** QUOTED PASSAGE **

· · · · ·

Glass composition is key to achieving both practical and wide gain with a stable level of emission across the spectral range. The most frequently used RE host for fiber lasers is silicon dioxide (SiO₂), which is characterized by high optical transparency, mechanical resistance, and thermal stability. Its main drawback—beside the low solubility of RE ions—is high phonon energy (1100cm⁻¹), which leads to non-radiative transitions and consequently to inefficient energy transfer (ET) between RE ions. Thus, there is an eager search for new glasses with suitable mechanical properties and relatively low phonon energy for high energy transfer between lanthanide ions.

We have considered one possible solution, which is to refine the glass composition to control the vibrational frequency of phonons (collective excitations of atoms). Combining glass-forming elements with different phonon energies increases the physical separation of RE ions, which effectively broadens the spontaneous emission spectrum.⁷ We have suggested that the high content of low-phonon glass-forming elements results in RE ions being selectively surrounded by a phase rich in antimony oxide, minimizing the influence of high phonon energies from germanium oxide. Simultaneously, the presence of strong bonds in the glassy matrix ensures good thermal stability and mechanical properties, as required for optical waveguides.

We have used an antimony-germanate glass co-doped with erbium/thulium ions (Er³⁺/Tm³⁺) with broadband emission (full width at half-maximum, 420nm) resulting from the superposition of radiative transitions in erbium ions (centered at 1535nm) and thulium ions (centered at 1800nm). This system maximizes ET efficiency so that it can occur by radiative and non-radiative processes. The interaction between donors (Er³⁺) and acceptors (Tm³⁺) occurs at nearly equal energies between ground and excited states. Therefore, non-radiative quasi-resonant energy transfer is dominant.

· · · · ·

** EXERCISE DIRECTIONS **
In the passage on glass composition for fiber lasers, what phonon energy is given for silicon dioxide?

· · · · ·

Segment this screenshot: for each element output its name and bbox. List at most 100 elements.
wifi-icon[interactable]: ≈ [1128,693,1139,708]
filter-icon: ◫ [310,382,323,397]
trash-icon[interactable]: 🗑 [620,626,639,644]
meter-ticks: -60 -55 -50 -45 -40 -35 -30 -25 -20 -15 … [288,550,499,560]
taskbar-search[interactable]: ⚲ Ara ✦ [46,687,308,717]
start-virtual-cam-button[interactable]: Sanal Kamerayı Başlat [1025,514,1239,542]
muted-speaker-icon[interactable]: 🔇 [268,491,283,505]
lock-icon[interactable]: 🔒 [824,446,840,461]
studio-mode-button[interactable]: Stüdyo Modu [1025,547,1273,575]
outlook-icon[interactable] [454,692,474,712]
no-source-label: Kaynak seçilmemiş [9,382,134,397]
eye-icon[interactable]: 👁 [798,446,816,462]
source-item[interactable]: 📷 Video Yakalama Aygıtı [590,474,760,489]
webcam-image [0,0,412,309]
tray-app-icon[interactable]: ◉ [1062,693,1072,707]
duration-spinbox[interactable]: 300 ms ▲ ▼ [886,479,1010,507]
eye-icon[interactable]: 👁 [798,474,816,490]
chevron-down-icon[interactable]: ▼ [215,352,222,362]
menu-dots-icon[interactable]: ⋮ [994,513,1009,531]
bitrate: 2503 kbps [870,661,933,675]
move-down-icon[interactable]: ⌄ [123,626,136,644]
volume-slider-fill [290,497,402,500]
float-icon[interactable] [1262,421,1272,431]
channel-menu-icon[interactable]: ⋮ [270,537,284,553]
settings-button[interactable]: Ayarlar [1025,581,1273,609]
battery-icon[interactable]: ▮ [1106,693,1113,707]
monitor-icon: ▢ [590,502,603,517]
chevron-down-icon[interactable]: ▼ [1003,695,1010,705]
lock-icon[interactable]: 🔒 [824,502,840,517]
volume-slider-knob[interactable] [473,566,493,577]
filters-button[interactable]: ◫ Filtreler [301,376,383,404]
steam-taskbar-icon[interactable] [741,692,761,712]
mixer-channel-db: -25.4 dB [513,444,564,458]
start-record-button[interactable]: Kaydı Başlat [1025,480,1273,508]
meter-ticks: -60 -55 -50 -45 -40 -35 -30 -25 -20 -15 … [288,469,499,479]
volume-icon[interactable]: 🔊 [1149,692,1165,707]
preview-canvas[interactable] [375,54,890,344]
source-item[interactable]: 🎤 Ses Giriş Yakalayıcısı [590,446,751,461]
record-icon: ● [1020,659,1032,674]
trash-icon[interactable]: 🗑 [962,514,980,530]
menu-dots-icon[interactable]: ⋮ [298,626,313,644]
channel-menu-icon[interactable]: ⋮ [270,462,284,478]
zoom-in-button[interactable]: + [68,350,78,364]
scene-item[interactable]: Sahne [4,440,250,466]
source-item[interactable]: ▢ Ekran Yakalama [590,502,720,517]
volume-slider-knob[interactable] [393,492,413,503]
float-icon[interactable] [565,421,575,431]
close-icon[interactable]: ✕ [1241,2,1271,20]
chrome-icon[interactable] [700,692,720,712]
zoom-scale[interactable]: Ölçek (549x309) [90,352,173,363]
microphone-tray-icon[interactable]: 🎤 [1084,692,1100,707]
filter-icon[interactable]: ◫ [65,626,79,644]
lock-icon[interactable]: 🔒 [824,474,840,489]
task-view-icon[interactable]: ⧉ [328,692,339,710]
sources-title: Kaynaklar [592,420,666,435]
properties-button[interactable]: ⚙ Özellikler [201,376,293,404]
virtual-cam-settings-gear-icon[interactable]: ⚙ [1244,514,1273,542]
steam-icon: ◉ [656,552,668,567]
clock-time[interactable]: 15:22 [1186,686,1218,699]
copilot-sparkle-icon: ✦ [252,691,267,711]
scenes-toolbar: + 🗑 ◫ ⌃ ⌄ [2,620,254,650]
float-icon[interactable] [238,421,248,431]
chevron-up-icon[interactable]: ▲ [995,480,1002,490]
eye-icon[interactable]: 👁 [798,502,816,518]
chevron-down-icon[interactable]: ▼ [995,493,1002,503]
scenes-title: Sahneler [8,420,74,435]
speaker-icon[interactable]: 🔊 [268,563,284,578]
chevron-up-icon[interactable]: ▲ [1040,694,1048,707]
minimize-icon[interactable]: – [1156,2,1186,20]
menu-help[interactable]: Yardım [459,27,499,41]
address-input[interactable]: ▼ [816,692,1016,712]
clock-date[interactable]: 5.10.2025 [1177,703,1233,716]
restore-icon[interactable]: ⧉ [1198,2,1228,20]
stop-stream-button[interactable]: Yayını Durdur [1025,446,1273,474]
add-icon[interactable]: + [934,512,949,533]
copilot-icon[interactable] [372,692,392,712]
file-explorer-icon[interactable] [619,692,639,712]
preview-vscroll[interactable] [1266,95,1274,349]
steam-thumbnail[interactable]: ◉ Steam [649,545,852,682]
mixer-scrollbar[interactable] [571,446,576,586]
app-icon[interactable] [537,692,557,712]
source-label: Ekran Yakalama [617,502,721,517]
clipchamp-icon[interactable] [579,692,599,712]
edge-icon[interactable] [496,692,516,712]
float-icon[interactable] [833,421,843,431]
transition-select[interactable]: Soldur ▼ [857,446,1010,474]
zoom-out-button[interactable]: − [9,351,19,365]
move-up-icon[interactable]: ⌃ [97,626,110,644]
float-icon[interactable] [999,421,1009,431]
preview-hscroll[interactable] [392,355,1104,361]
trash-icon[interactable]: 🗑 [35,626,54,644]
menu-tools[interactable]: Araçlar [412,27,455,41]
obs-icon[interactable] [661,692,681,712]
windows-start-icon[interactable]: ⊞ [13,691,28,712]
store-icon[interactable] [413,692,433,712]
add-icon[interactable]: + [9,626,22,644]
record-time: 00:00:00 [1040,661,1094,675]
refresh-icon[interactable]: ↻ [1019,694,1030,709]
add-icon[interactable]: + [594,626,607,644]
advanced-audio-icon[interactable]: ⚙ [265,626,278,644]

· · · · ·

** EXERCISE ANSWER **
1100 cm⁻¹